What is being asked:
Search the material for the word "control" and copy each line that holds it.

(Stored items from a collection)

......

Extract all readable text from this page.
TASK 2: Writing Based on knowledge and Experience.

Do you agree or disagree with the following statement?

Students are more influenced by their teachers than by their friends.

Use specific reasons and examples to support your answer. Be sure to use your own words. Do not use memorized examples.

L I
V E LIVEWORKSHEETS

......

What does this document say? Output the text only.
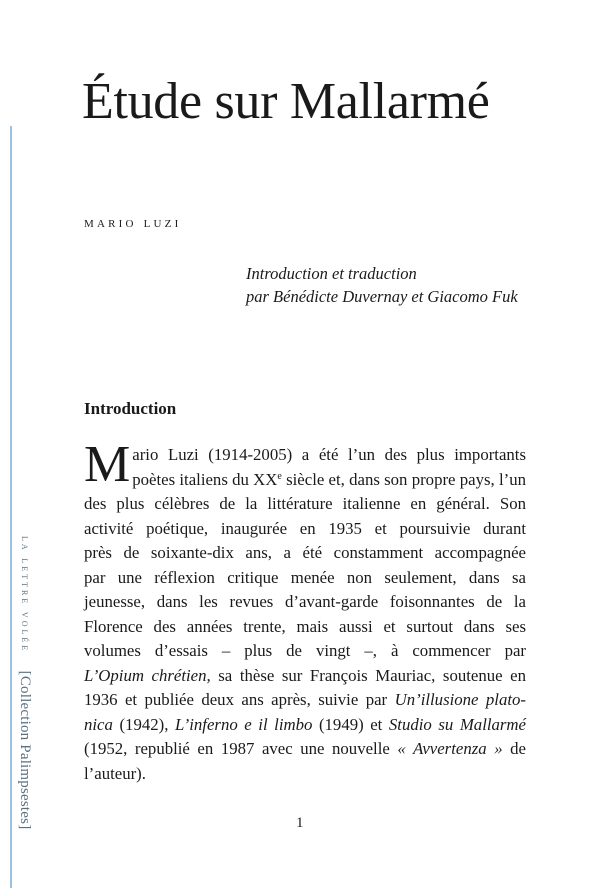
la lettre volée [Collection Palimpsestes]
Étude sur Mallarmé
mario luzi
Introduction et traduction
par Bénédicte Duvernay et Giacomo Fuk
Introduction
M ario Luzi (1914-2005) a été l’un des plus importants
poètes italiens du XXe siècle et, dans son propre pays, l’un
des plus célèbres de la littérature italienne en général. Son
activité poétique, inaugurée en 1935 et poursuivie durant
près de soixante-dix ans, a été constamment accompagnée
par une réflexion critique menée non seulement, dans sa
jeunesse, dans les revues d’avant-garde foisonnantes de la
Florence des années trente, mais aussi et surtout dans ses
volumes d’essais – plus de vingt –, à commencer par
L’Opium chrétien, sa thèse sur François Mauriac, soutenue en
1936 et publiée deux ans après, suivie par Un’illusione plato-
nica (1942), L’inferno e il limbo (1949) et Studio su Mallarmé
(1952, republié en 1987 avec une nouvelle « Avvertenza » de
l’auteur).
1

......

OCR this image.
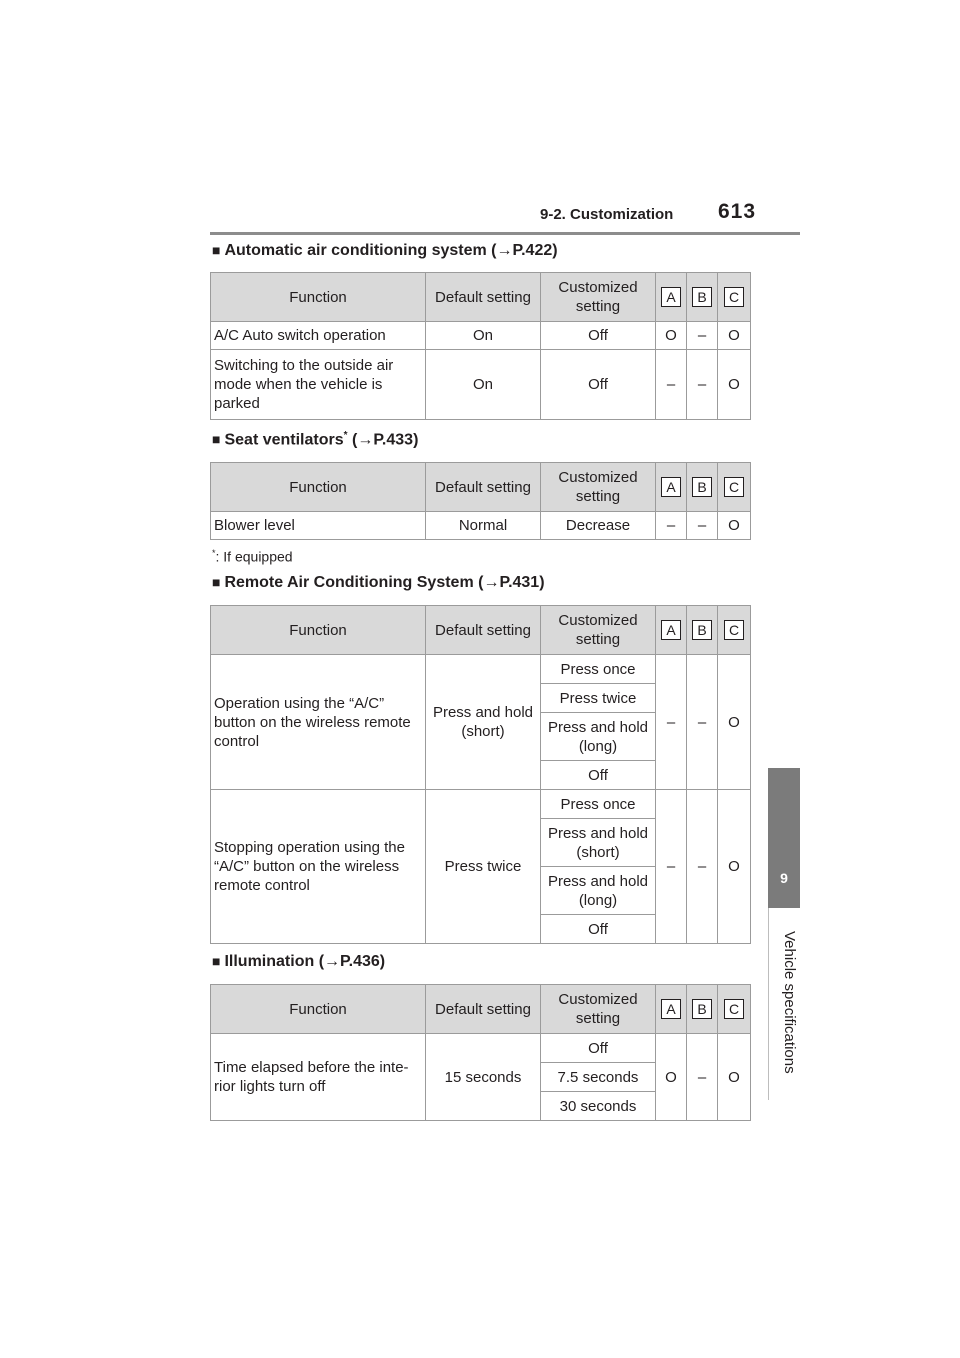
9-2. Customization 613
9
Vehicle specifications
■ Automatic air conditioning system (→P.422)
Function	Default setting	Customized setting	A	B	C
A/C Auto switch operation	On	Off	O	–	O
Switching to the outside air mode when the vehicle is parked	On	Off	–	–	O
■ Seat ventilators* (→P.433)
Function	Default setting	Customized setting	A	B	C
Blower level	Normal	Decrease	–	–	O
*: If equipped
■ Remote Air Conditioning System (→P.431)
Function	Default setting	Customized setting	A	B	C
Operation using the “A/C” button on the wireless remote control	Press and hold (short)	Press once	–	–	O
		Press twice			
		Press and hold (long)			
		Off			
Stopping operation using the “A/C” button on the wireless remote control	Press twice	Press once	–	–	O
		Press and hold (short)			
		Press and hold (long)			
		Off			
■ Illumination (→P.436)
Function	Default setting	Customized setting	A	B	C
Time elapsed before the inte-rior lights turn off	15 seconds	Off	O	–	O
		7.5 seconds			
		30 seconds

......

Completed exercise:
Operation using the “A/C” button on the wireless remote control	Press and hold (short)	Press once	–	–	O
Stopping operation using the “A/C” button on the wireless remote control	Press twice	Press once	–	–	O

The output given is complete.